### WHAT YOU SHOULD DO
Transcribe the full listing exactly, and drop every picture.
[Start DATA SUPPLIED]
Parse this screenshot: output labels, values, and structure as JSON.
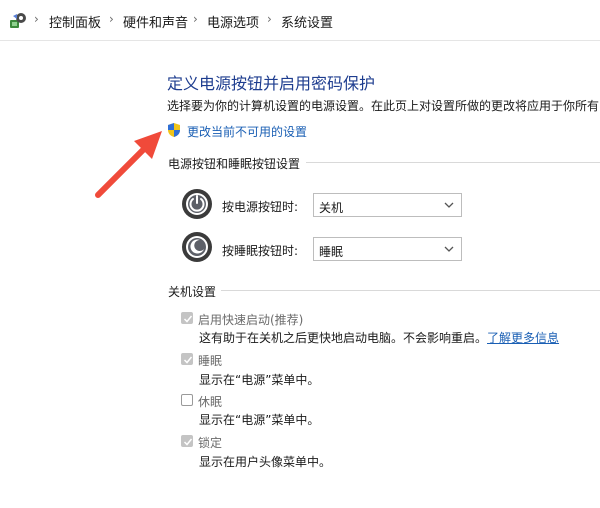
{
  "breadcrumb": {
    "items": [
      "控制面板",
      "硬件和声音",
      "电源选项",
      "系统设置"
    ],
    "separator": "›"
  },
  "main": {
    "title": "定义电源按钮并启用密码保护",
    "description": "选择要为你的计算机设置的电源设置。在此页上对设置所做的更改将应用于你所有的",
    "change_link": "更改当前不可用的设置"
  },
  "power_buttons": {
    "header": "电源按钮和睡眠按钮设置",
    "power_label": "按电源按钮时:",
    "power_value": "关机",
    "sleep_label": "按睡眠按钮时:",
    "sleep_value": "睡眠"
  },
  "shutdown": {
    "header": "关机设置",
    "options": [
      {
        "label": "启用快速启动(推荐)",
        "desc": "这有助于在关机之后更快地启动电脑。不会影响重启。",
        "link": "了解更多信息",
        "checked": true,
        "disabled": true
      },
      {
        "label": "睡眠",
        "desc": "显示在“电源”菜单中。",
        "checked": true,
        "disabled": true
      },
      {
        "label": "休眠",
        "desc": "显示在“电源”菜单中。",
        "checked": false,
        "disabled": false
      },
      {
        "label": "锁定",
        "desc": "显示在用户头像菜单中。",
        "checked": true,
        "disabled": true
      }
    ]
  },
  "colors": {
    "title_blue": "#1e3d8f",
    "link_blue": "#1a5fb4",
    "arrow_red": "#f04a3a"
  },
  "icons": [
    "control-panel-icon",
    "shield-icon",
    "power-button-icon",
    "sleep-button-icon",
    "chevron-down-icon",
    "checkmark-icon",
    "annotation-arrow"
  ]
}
[End DATA SUPPLIED]
### ANSWER BELOW
Parse this screenshot: output labels, values, and structure as JSON.
{
  "breadcrumb": {
    "items": [
      "控制面板",
      "硬件和声音",
      "电源选项",
      "系统设置"
    ],
    "separator": "›"
  },
  "main": {
    "title": "定义电源按钮并启用密码保护",
    "description": "选择要为你的计算机设置的电源设置。在此页上对设置所做的更改将应用于你所有的",
    "change_link": "更改当前不可用的设置"
  },
  "power_buttons": {
    "header": "电源按钮和睡眠按钮设置",
    "power_label": "按电源按钮时:",
    "power_value": "关机",
    "sleep_label": "按睡眠按钮时:",
    "sleep_value": "睡眠"
  },
  "shutdown": {
    "header": "关机设置",
    "options": [
      {
        "label": "启用快速启动(推荐)",
        "desc": "这有助于在关机之后更快地启动电脑。不会影响重启。",
        "link": "了解更多信息",
        "checked": true,
        "disabled": true
      },
      {
        "label": "睡眠",
        "desc": "显示在“电源”菜单中。",
        "checked": true,
        "disabled": true
      },
      {
        "label": "休眠",
        "desc": "显示在“电源”菜单中。",
        "checked": false,
        "disabled": false
      },
      {
        "label": "锁定",
        "desc": "显示在用户头像菜单中。",
        "checked": true,
        "disabled": true
      }
    ]
  },
  "colors": {
    "title_blue": "#1e3d8f",
    "link_blue": "#1a5fb4",
    "arrow_red": "#f04a3a"
  },
  "icons": [
    "control-panel-icon",
    "shield-icon",
    "power-button-icon",
    "sleep-button-icon",
    "chevron-down-icon",
    "checkmark-icon",
    "annotation-arrow"
  ]
}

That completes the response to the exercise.